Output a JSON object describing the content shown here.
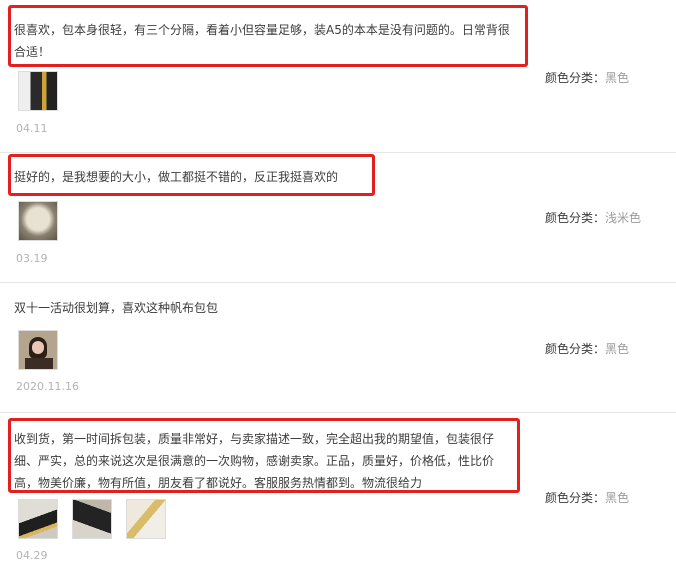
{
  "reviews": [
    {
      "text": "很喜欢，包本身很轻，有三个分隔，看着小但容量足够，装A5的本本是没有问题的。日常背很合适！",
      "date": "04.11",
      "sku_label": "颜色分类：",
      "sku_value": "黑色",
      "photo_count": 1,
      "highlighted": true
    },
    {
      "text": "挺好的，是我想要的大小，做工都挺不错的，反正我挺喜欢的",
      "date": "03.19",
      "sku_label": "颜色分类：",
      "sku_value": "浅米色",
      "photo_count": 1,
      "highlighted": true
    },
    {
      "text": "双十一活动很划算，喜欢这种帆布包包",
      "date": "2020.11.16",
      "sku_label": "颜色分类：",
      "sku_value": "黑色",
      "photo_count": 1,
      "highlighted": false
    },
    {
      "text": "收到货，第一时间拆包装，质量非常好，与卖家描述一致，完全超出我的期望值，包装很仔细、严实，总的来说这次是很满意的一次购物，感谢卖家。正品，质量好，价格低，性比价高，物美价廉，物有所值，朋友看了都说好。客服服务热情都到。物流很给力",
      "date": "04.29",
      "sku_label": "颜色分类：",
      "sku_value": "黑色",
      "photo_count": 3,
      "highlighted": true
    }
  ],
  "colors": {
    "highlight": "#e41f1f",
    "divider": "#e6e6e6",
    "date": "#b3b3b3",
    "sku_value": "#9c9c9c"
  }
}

________________________________________

Omit every picture, then reproduce the rest of the listing exactly.

Output a JSON object describing the content shown here.
{
  "reviews": [
    {
      "text": "很喜欢，包本身很轻，有三个分隔，看着小但容量足够，装A5的本本是没有问题的。日常背很合适！",
      "date": "04.11",
      "sku_label": "颜色分类：",
      "sku_value": "黑色",
      "photo_count": 1,
      "highlighted": true
    },
    {
      "text": "挺好的，是我想要的大小，做工都挺不错的，反正我挺喜欢的",
      "date": "03.19",
      "sku_label": "颜色分类：",
      "sku_value": "浅米色",
      "photo_count": 1,
      "highlighted": true
    },
    {
      "text": "双十一活动很划算，喜欢这种帆布包包",
      "date": "2020.11.16",
      "sku_label": "颜色分类：",
      "sku_value": "黑色",
      "photo_count": 1,
      "highlighted": false
    },
    {
      "text": "收到货，第一时间拆包装，质量非常好，与卖家描述一致，完全超出我的期望值，包装很仔细、严实，总的来说这次是很满意的一次购物，感谢卖家。正品，质量好，价格低，性比价高，物美价廉，物有所值，朋友看了都说好。客服服务热情都到。物流很给力",
      "date": "04.29",
      "sku_label": "颜色分类：",
      "sku_value": "黑色",
      "photo_count": 3,
      "highlighted": true
    }
  ],
  "colors": {
    "highlight": "#e41f1f",
    "divider": "#e6e6e6",
    "date": "#b3b3b3",
    "sku_value": "#9c9c9c"
  }
}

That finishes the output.